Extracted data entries
+ + + + +
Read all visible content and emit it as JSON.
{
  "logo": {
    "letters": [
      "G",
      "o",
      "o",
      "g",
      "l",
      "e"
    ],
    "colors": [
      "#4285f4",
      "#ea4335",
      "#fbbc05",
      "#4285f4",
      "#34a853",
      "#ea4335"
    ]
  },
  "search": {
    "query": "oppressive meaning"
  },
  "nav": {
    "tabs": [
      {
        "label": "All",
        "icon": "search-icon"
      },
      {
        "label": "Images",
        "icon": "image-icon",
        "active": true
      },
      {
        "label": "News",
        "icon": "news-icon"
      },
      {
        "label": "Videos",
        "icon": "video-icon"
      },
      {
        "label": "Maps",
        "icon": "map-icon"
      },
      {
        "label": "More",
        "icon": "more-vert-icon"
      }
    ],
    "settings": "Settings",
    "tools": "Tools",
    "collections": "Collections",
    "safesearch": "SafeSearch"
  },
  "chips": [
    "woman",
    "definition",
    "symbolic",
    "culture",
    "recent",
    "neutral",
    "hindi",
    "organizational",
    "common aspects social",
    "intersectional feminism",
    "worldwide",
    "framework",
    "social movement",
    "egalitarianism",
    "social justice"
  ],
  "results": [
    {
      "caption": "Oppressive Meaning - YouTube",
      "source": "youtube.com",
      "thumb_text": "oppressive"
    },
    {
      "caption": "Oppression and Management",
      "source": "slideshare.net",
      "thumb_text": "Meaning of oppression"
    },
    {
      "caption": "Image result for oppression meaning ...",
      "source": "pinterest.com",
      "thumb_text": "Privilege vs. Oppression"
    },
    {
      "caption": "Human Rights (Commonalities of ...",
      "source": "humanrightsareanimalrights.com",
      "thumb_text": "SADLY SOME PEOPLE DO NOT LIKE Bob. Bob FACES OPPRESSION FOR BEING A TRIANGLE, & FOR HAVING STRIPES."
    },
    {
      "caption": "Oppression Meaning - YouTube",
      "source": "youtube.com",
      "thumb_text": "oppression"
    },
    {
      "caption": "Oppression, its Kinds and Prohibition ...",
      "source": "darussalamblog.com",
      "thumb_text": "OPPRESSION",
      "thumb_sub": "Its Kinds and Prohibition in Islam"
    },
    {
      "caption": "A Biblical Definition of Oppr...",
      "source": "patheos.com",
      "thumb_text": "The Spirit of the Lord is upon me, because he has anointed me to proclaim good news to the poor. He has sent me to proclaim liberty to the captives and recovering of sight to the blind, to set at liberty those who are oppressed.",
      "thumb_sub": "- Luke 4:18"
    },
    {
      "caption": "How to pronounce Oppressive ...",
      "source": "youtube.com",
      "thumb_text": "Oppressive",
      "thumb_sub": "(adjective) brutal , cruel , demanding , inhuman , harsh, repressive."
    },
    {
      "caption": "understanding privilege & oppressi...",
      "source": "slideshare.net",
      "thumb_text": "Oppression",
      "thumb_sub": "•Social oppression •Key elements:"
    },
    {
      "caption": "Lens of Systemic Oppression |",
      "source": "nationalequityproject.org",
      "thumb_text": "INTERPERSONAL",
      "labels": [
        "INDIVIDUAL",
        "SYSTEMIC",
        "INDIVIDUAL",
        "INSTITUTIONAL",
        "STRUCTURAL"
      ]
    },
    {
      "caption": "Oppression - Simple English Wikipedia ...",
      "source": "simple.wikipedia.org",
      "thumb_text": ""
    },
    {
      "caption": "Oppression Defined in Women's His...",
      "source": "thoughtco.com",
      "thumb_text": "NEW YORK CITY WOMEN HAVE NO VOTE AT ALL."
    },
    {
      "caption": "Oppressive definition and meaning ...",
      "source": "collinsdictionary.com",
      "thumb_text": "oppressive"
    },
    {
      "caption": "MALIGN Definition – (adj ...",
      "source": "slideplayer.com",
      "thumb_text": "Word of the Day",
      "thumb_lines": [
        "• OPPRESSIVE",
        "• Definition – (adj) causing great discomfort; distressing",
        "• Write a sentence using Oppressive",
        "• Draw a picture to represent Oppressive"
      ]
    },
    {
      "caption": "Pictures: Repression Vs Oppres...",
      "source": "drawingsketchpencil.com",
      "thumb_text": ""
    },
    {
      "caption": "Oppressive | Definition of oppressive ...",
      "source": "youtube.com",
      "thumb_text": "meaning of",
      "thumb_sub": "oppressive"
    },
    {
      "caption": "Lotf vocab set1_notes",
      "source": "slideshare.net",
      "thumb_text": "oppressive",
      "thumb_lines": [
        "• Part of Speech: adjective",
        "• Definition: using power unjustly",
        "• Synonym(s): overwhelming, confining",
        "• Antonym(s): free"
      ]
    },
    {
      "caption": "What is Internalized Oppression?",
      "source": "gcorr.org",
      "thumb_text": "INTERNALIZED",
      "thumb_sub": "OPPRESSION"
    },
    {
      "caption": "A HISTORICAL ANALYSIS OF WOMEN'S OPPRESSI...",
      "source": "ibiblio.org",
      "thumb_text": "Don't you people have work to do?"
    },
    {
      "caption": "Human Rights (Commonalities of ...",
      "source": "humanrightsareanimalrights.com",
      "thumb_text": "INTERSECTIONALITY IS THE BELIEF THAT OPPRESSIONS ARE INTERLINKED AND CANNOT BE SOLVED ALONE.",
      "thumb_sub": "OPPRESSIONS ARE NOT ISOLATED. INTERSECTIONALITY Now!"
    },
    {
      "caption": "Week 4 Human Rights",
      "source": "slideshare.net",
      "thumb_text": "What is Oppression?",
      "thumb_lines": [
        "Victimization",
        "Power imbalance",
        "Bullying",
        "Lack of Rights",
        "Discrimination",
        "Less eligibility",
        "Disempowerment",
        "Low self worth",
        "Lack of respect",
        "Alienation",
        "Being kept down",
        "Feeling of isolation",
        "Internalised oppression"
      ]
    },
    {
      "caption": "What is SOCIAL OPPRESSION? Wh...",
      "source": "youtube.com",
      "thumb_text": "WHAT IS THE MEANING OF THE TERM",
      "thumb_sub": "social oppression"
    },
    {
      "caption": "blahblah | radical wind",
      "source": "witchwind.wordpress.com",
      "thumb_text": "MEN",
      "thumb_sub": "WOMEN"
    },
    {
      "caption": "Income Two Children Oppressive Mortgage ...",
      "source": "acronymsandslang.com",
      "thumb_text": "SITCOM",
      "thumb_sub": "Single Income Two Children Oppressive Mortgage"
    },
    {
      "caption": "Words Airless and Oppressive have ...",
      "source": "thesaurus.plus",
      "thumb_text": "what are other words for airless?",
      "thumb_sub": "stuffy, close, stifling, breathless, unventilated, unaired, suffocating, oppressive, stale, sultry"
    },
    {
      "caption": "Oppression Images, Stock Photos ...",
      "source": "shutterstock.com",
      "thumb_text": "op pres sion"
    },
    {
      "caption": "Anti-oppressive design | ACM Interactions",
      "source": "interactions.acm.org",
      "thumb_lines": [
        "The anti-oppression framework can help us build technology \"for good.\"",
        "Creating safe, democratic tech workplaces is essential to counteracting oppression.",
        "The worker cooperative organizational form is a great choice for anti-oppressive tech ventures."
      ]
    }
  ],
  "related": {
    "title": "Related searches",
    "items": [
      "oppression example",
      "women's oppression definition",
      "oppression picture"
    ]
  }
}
+ + + + +
Objective:
Write out the records above again, keeping each one identical to the original.

Solution to this exercise:
Read all visible content and emit it as JSON.
{
  "logo": {
    "letters": [
      "G",
      "o",
      "o",
      "g",
      "l",
      "e"
    ],
    "colors": [
      "#4285f4",
      "#ea4335",
      "#fbbc05",
      "#4285f4",
      "#34a853",
      "#ea4335"
    ]
  },
  "search": {
    "query": "oppressive meaning"
  },
  "nav": {
    "tabs": [
      {
        "label": "All",
        "icon": "search-icon"
      },
      {
        "label": "Images",
        "icon": "image-icon",
        "active": true
      },
      {
        "label": "News",
        "icon": "news-icon"
      },
      {
        "label": "Videos",
        "icon": "video-icon"
      },
      {
        "label": "Maps",
        "icon": "map-icon"
      },
      {
        "label": "More",
        "icon": "more-vert-icon"
      }
    ],
    "settings": "Settings",
    "tools": "Tools",
    "collections": "Collections",
    "safesearch": "SafeSearch"
  },
  "chips": [
    "woman",
    "definition",
    "symbolic",
    "culture",
    "recent",
    "neutral",
    "hindi",
    "organizational",
    "common aspects social",
    "intersectional feminism",
    "worldwide",
    "framework",
    "social movement",
    "egalitarianism",
    "social justice"
  ],
  "results": [
    {
      "caption": "Oppressive Meaning - YouTube",
      "source": "youtube.com",
      "thumb_text": "oppressive"
    },
    {
      "caption": "Oppression and Management",
      "source": "slideshare.net",
      "thumb_text": "Meaning of oppression"
    },
    {
      "caption": "Image result for oppression meaning ...",
      "source": "pinterest.com",
      "thumb_text": "Privilege vs. Oppression"
    },
    {
      "caption": "Human Rights (Commonalities of ...",
      "source": "humanrightsareanimalrights.com",
      "thumb_text": "SADLY SOME PEOPLE DO NOT LIKE Bob. Bob FACES OPPRESSION FOR BEING A TRIANGLE, & FOR HAVING STRIPES."
    },
    {
      "caption": "Oppression Meaning - YouTube",
      "source": "youtube.com",
      "thumb_text": "oppression"
    },
    {
      "caption": "Oppression, its Kinds and Prohibition ...",
      "source": "darussalamblog.com",
      "thumb_text": "OPPRESSION",
      "thumb_sub": "Its Kinds and Prohibition in Islam"
    },
    {
      "caption": "A Biblical Definition of Oppr...",
      "source": "patheos.com",
      "thumb_text": "The Spirit of the Lord is upon me, because he has anointed me to proclaim good news to the poor. He has sent me to proclaim liberty to the captives and recovering of sight to the blind, to set at liberty those who are oppressed.",
      "thumb_sub": "- Luke 4:18"
    },
    {
      "caption": "How to pronounce Oppressive ...",
      "source": "youtube.com",
      "thumb_text": "Oppressive",
      "thumb_sub": "(adjective) brutal , cruel , demanding , inhuman , harsh, repressive."
    },
    {
      "caption": "understanding privilege & oppressi...",
      "source": "slideshare.net",
      "thumb_text": "Oppression",
      "thumb_sub": "•Social oppression •Key elements:"
    },
    {
      "caption": "Lens of Systemic Oppression |",
      "source": "nationalequityproject.org",
      "thumb_text": "INTERPERSONAL",
      "labels": [
        "INDIVIDUAL",
        "SYSTEMIC",
        "INDIVIDUAL",
        "INSTITUTIONAL",
        "STRUCTURAL"
      ]
    },
    {
      "caption": "Oppression - Simple English Wikipedia ...",
      "source": "simple.wikipedia.org",
      "thumb_text": ""
    },
    {
      "caption": "Oppression Defined in Women's His...",
      "source": "thoughtco.com",
      "thumb_text": "NEW YORK CITY WOMEN HAVE NO VOTE AT ALL."
    },
    {
      "caption": "Oppressive definition and meaning ...",
      "source": "collinsdictionary.com",
      "thumb_text": "oppressive"
    },
    {
      "caption": "MALIGN Definition – (adj ...",
      "source": "slideplayer.com",
      "thumb_text": "Word of the Day",
      "thumb_lines": [
        "• OPPRESSIVE",
        "• Definition – (adj) causing great discomfort; distressing",
        "• Write a sentence using Oppressive",
        "• Draw a picture to represent Oppressive"
      ]
    },
    {
      "caption": "Pictures: Repression Vs Oppres...",
      "source": "drawingsketchpencil.com",
      "thumb_text": ""
    },
    {
      "caption": "Oppressive | Definition of oppressive ...",
      "source": "youtube.com",
      "thumb_text": "meaning of",
      "thumb_sub": "oppressive"
    },
    {
      "caption": "Lotf vocab set1_notes",
      "source": "slideshare.net",
      "thumb_text": "oppressive",
      "thumb_lines": [
        "• Part of Speech: adjective",
        "• Definition: using power unjustly",
        "• Synonym(s): overwhelming, confining",
        "• Antonym(s): free"
      ]
    },
    {
      "caption": "What is Internalized Oppression?",
      "source": "gcorr.org",
      "thumb_text": "INTERNALIZED",
      "thumb_sub": "OPPRESSION"
    },
    {
      "caption": "A HISTORICAL ANALYSIS OF WOMEN'S OPPRESSI...",
      "source": "ibiblio.org",
      "thumb_text": "Don't you people have work to do?"
    },
    {
      "caption": "Human Rights (Commonalities of ...",
      "source": "humanrightsareanimalrights.com",
      "thumb_text": "INTERSECTIONALITY IS THE BELIEF THAT OPPRESSIONS ARE INTERLINKED AND CANNOT BE SOLVED ALONE.",
      "thumb_sub": "OPPRESSIONS ARE NOT ISOLATED. INTERSECTIONALITY Now!"
    },
    {
      "caption": "Week 4 Human Rights",
      "source": "slideshare.net",
      "thumb_text": "What is Oppression?",
      "thumb_lines": [
        "Victimization",
        "Power imbalance",
        "Bullying",
        "Lack of Rights",
        "Discrimination",
        "Less eligibility",
        "Disempowerment",
        "Low self worth",
        "Lack of respect",
        "Alienation",
        "Being kept down",
        "Feeling of isolation",
        "Internalised oppression"
      ]
    },
    {
      "caption": "What is SOCIAL OPPRESSION? Wh...",
      "source": "youtube.com",
      "thumb_text": "WHAT IS THE MEANING OF THE TERM",
      "thumb_sub": "social oppression"
    },
    {
      "caption": "blahblah | radical wind",
      "source": "witchwind.wordpress.com",
      "thumb_text": "MEN",
      "thumb_sub": "WOMEN"
    },
    {
      "caption": "Income Two Children Oppressive Mortgage ...",
      "source": "acronymsandslang.com",
      "thumb_text": "SITCOM",
      "thumb_sub": "Single Income Two Children Oppressive Mortgage"
    },
    {
      "caption": "Words Airless and Oppressive have ...",
      "source": "thesaurus.plus",
      "thumb_text": "what are other words for airless?",
      "thumb_sub": "stuffy, close, stifling, breathless, unventilated, unaired, suffocating, oppressive, stale, sultry"
    },
    {
      "caption": "Oppression Images, Stock Photos ...",
      "source": "shutterstock.com",
      "thumb_text": "op pres sion"
    },
    {
      "caption": "Anti-oppressive design | ACM Interactions",
      "source": "interactions.acm.org",
      "thumb_lines": [
        "The anti-oppression framework can help us build technology \"for good.\"",
        "Creating safe, democratic tech workplaces is essential to counteracting oppression.",
        "The worker cooperative organizational form is a great choice for anti-oppressive tech ventures."
      ]
    }
  ],
  "related": {
    "title": "Related searches",
    "items": [
      "oppression example",
      "women's oppression definition",
      "oppression picture"
    ]
  }
}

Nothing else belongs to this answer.